BEGIN Provided material

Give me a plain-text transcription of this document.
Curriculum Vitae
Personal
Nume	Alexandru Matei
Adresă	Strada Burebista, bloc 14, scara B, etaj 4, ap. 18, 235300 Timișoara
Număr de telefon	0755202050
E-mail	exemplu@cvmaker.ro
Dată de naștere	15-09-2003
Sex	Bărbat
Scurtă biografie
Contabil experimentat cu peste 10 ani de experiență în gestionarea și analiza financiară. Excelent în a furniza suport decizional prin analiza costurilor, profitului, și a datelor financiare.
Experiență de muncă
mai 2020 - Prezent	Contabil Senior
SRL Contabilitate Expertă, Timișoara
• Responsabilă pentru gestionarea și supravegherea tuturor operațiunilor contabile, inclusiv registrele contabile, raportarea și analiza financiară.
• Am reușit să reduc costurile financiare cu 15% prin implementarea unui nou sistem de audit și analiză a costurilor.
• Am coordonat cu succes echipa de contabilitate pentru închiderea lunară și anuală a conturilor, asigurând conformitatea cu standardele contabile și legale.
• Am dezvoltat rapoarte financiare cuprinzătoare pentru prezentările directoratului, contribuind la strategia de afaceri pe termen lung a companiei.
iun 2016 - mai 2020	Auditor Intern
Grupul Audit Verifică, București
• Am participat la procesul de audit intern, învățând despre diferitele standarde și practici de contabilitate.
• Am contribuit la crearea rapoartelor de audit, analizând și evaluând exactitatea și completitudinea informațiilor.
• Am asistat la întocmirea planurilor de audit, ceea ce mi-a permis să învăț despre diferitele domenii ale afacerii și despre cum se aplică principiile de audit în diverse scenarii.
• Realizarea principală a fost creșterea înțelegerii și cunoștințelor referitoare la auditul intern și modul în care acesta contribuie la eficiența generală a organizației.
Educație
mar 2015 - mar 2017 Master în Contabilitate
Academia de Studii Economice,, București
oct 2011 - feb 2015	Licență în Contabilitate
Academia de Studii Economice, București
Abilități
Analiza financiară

END Provided material

Find how many lines include the string "contabile" and report that number alone.

2